Entries with figure data:
** start **
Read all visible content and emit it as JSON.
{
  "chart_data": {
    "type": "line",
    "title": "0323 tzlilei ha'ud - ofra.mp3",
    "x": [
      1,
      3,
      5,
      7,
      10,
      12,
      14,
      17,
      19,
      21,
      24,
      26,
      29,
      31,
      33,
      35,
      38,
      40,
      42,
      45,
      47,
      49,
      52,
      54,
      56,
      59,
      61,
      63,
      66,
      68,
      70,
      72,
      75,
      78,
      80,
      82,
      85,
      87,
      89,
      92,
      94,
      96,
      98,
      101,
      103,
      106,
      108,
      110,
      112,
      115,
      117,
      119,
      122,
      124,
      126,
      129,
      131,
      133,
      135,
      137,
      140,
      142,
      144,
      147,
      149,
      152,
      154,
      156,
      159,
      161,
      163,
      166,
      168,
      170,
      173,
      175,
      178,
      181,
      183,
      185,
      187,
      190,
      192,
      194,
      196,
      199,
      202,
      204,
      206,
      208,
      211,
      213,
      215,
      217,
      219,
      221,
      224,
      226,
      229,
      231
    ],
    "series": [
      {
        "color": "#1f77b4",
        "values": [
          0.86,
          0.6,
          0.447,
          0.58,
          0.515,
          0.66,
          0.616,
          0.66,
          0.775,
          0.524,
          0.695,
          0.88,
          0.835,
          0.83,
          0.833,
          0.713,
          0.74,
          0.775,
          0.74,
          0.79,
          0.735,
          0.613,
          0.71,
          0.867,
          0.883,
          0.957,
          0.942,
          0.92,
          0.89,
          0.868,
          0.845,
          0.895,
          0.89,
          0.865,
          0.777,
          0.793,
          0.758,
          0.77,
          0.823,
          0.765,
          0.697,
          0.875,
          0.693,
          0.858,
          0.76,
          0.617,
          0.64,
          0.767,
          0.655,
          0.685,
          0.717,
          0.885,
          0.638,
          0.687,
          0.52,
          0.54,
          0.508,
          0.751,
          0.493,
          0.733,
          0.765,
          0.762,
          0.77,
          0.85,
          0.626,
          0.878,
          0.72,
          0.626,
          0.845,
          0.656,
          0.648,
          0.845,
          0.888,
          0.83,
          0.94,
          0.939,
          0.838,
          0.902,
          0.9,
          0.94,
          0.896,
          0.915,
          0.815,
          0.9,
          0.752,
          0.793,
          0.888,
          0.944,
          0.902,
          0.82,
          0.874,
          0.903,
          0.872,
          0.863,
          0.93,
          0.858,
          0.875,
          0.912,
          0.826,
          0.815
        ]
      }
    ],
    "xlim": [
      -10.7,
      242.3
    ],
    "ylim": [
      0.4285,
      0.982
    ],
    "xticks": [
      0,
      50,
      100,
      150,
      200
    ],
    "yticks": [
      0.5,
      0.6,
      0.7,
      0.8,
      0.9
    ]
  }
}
** end **
Short problem:
Give all of the entries again, word for word.

Result of the task:
Read all visible content and emit it as JSON.
{
  "chart_data": {
    "type": "line",
    "title": "0323 tzlilei ha'ud - ofra.mp3",
    "x": [
      1,
      3,
      5,
      7,
      10,
      12,
      14,
      17,
      19,
      21,
      24,
      26,
      29,
      31,
      33,
      35,
      38,
      40,
      42,
      45,
      47,
      49,
      52,
      54,
      56,
      59,
      61,
      63,
      66,
      68,
      70,
      72,
      75,
      78,
      80,
      82,
      85,
      87,
      89,
      92,
      94,
      96,
      98,
      101,
      103,
      106,
      108,
      110,
      112,
      115,
      117,
      119,
      122,
      124,
      126,
      129,
      131,
      133,
      135,
      137,
      140,
      142,
      144,
      147,
      149,
      152,
      154,
      156,
      159,
      161,
      163,
      166,
      168,
      170,
      173,
      175,
      178,
      181,
      183,
      185,
      187,
      190,
      192,
      194,
      196,
      199,
      202,
      204,
      206,
      208,
      211,
      213,
      215,
      217,
      219,
      221,
      224,
      226,
      229,
      231
    ],
    "series": [
      {
        "color": "#1f77b4",
        "values": [
          0.86,
          0.6,
          0.447,
          0.58,
          0.515,
          0.66,
          0.616,
          0.66,
          0.775,
          0.524,
          0.695,
          0.88,
          0.835,
          0.83,
          0.833,
          0.713,
          0.74,
          0.775,
          0.74,
          0.79,
          0.735,
          0.613,
          0.71,
          0.867,
          0.883,
          0.957,
          0.942,
          0.92,
          0.89,
          0.868,
          0.845,
          0.895,
          0.89,
          0.865,
          0.777,
          0.793,
          0.758,
          0.77,
          0.823,
          0.765,
          0.697,
          0.875,
          0.693,
          0.858,
          0.76,
          0.617,
          0.64,
          0.767,
          0.655,
          0.685,
          0.717,
          0.885,
          0.638,
          0.687,
          0.52,
          0.54,
          0.508,
          0.751,
          0.493,
          0.733,
          0.765,
          0.762,
          0.77,
          0.85,
          0.626,
          0.878,
          0.72,
          0.626,
          0.845,
          0.656,
          0.648,
          0.845,
          0.888,
          0.83,
          0.94,
          0.939,
          0.838,
          0.902,
          0.9,
          0.94,
          0.896,
          0.915,
          0.815,
          0.9,
          0.752,
          0.793,
          0.888,
          0.944,
          0.902,
          0.82,
          0.874,
          0.903,
          0.872,
          0.863,
          0.93,
          0.858,
          0.875,
          0.912,
          0.826,
          0.815
        ]
      }
    ],
    "xlim": [
      -10.7,
      242.3
    ],
    "ylim": [
      0.4285,
      0.982
    ],
    "xticks": [
      0,
      50,
      100,
      150,
      200
    ],
    "yticks": [
      0.5,
      0.6,
      0.7,
      0.8,
      0.9
    ]
  }
}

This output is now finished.